Brief:
Reproduce every line of the following records word for word.

Element-and-box listings:
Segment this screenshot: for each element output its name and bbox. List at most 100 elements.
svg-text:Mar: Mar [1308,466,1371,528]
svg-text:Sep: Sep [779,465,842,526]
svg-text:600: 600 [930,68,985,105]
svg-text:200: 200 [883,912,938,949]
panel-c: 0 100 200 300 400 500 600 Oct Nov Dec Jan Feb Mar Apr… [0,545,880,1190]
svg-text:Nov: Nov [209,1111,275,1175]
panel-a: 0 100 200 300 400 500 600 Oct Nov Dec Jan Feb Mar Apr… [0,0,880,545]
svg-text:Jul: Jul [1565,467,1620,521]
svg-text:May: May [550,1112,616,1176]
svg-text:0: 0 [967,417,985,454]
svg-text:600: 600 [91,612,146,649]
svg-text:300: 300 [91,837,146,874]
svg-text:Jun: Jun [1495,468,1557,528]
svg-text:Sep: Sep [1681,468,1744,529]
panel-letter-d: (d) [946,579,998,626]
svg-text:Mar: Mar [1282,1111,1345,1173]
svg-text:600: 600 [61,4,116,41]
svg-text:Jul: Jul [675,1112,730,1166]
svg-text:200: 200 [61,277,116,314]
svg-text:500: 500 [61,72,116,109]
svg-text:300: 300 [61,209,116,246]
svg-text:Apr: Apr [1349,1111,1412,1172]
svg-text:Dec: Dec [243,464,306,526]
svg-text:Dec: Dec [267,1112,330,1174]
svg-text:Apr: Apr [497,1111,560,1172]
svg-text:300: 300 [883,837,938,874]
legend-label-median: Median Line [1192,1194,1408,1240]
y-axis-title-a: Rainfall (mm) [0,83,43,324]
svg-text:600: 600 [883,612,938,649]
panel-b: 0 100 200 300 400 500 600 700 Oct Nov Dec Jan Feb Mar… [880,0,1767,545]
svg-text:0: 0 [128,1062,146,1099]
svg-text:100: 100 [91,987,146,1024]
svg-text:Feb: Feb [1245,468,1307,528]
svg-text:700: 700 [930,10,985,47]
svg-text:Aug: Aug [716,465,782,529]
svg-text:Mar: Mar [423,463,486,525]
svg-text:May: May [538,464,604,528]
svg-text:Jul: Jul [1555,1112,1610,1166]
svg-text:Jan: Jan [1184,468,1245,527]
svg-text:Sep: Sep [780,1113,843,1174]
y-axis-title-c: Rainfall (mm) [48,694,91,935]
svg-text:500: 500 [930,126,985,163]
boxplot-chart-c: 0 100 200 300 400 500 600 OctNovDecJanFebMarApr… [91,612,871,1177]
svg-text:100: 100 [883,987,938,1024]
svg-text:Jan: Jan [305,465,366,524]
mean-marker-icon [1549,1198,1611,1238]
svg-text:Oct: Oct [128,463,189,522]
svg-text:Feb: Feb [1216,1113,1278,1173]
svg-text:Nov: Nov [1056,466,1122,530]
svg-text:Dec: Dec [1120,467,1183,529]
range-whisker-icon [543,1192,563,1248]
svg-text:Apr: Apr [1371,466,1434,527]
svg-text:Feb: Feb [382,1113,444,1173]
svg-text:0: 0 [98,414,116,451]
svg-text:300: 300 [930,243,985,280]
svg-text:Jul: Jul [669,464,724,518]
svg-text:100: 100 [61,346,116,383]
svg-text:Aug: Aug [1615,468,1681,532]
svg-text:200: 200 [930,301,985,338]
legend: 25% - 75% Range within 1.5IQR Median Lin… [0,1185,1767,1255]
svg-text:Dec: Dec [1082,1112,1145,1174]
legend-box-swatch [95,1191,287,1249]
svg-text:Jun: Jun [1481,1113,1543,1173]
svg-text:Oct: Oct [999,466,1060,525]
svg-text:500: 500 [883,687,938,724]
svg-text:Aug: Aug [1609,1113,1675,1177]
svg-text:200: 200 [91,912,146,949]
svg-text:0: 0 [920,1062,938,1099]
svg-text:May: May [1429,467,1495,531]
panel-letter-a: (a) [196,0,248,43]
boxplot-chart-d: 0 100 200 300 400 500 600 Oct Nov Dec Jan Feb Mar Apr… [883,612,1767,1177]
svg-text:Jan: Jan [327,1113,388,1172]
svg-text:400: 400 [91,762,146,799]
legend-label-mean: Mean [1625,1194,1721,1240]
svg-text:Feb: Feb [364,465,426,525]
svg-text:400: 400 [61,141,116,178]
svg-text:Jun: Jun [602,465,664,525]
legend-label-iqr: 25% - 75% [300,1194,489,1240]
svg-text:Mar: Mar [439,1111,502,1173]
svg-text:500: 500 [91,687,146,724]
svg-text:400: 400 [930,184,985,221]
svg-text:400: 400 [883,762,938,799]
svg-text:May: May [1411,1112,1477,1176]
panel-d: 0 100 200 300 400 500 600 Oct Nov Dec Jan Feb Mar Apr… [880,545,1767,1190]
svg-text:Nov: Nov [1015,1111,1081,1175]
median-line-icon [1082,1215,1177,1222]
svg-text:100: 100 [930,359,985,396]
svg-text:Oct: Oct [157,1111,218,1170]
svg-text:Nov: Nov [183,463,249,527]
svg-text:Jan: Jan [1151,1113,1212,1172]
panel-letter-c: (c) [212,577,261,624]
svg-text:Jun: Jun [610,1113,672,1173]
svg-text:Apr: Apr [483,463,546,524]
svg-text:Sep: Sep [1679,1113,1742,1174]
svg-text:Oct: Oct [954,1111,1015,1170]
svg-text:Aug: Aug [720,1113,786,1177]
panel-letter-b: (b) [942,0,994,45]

Result for this exercise:
Segment this screenshot: for each element output its name and bbox. List at most 100 elements.
svg-text:Mar: Mar [1308,466,1371,528]
svg-text:Sep: Sep [779,465,842,526]
svg-text:600: 600 [930,68,985,105]
svg-text:200: 200 [883,912,938,949]
panel-c: 0 100 200 300 400 500 600 Oct Nov Dec Jan Feb Mar Apr… [0,545,880,1190]
svg-text:Nov: Nov [209,1111,275,1175]
panel-a: 0 100 200 300 400 500 600 Oct Nov Dec Jan Feb Mar Apr… [0,0,880,545]
svg-text:Jul: Jul [1565,467,1620,521]
svg-text:May: May [550,1112,616,1176]
svg-text:0: 0 [967,417,985,454]
svg-text:600: 600 [91,612,146,649]
svg-text:300: 300 [91,837,146,874]
svg-text:Jun: Jun [1495,468,1557,528]
svg-text:Sep: Sep [1681,468,1744,529]
panel-letter-d: (d) [946,579,998,626]
svg-text:Mar: Mar [1282,1111,1345,1173]
svg-text:600: 600 [61,4,116,41]
svg-text:Jul: Jul [675,1112,730,1166]
svg-text:200: 200 [61,277,116,314]
svg-text:500: 500 [61,72,116,109]
svg-text:300: 300 [61,209,116,246]
svg-text:Apr: Apr [1349,1111,1412,1172]
svg-text:Dec: Dec [243,464,306,526]
svg-text:Dec: Dec [267,1112,330,1174]
svg-text:Apr: Apr [497,1111,560,1172]
svg-text:300: 300 [883,837,938,874]
legend-label-median: Median Line [1192,1194,1408,1240]
y-axis-title-a: Rainfall (mm) [0,83,43,324]
svg-text:600: 600 [883,612,938,649]
panel-b: 0 100 200 300 400 500 600 700 Oct Nov Dec Jan Feb Mar… [880,0,1767,545]
svg-text:0: 0 [128,1062,146,1099]
svg-text:100: 100 [91,987,146,1024]
svg-text:Feb: Feb [1245,468,1307,528]
svg-text:700: 700 [930,10,985,47]
svg-text:Aug: Aug [716,465,782,529]
svg-text:Mar: Mar [423,463,486,525]
svg-text:May: May [538,464,604,528]
svg-text:Jul: Jul [1555,1112,1610,1166]
svg-text:Jan: Jan [1184,468,1245,527]
svg-text:Sep: Sep [780,1113,843,1174]
y-axis-title-c: Rainfall (mm) [48,694,91,935]
svg-text:500: 500 [930,126,985,163]
boxplot-chart-c: 0 100 200 300 400 500 600 OctNovDecJanFebMarApr… [91,612,871,1177]
svg-text:100: 100 [883,987,938,1024]
svg-text:Jan: Jan [305,465,366,524]
mean-marker-icon [1549,1198,1611,1238]
svg-text:Oct: Oct [128,463,189,522]
svg-text:Feb: Feb [1216,1113,1278,1173]
svg-text:Nov: Nov [1056,466,1122,530]
svg-text:Dec: Dec [1120,467,1183,529]
range-whisker-icon [543,1192,563,1248]
svg-text:Apr: Apr [1371,466,1434,527]
svg-text:Feb: Feb [382,1113,444,1173]
svg-text:0: 0 [98,414,116,451]
svg-text:300: 300 [930,243,985,280]
svg-text:Jul: Jul [669,464,724,518]
svg-text:100: 100 [61,346,116,383]
svg-text:Aug: Aug [1615,468,1681,532]
svg-text:200: 200 [930,301,985,338]
legend: 25% - 75% Range within 1.5IQR Median Lin… [0,1185,1767,1255]
svg-text:Dec: Dec [1082,1112,1145,1174]
legend-box-swatch [95,1191,287,1249]
svg-text:Jun: Jun [1481,1113,1543,1173]
svg-text:Oct: Oct [999,466,1060,525]
svg-text:500: 500 [883,687,938,724]
svg-text:Aug: Aug [1609,1113,1675,1177]
svg-text:200: 200 [91,912,146,949]
svg-text:0: 0 [920,1062,938,1099]
svg-text:May: May [1429,467,1495,531]
panel-letter-a: (a) [196,0,248,43]
boxplot-chart-d: 0 100 200 300 400 500 600 Oct Nov Dec Jan Feb Mar Apr… [883,612,1767,1177]
svg-text:Jan: Jan [327,1113,388,1172]
svg-text:400: 400 [91,762,146,799]
legend-label-mean: Mean [1625,1194,1721,1240]
svg-text:Feb: Feb [364,465,426,525]
svg-text:400: 400 [61,141,116,178]
svg-text:Jun: Jun [602,465,664,525]
legend-label-iqr: 25% - 75% [300,1194,489,1240]
svg-text:Mar: Mar [439,1111,502,1173]
svg-text:500: 500 [91,687,146,724]
svg-text:400: 400 [930,184,985,221]
svg-text:400: 400 [883,762,938,799]
svg-text:May: May [1411,1112,1477,1176]
panel-d: 0 100 200 300 400 500 600 Oct Nov Dec Jan Feb Mar Apr… [880,545,1767,1190]
svg-text:Nov: Nov [1015,1111,1081,1175]
median-line-icon [1082,1215,1177,1222]
svg-text:100: 100 [930,359,985,396]
svg-text:Oct: Oct [157,1111,218,1170]
svg-text:Nov: Nov [183,463,249,527]
svg-text:Jan: Jan [1151,1113,1212,1172]
panel-letter-c: (c) [212,577,261,624]
svg-text:Jun: Jun [610,1113,672,1173]
svg-text:Apr: Apr [483,463,546,524]
svg-text:Sep: Sep [1679,1113,1742,1174]
svg-text:Oct: Oct [954,1111,1015,1170]
svg-text:Aug: Aug [720,1113,786,1177]
panel-letter-b: (b) [942,0,994,45]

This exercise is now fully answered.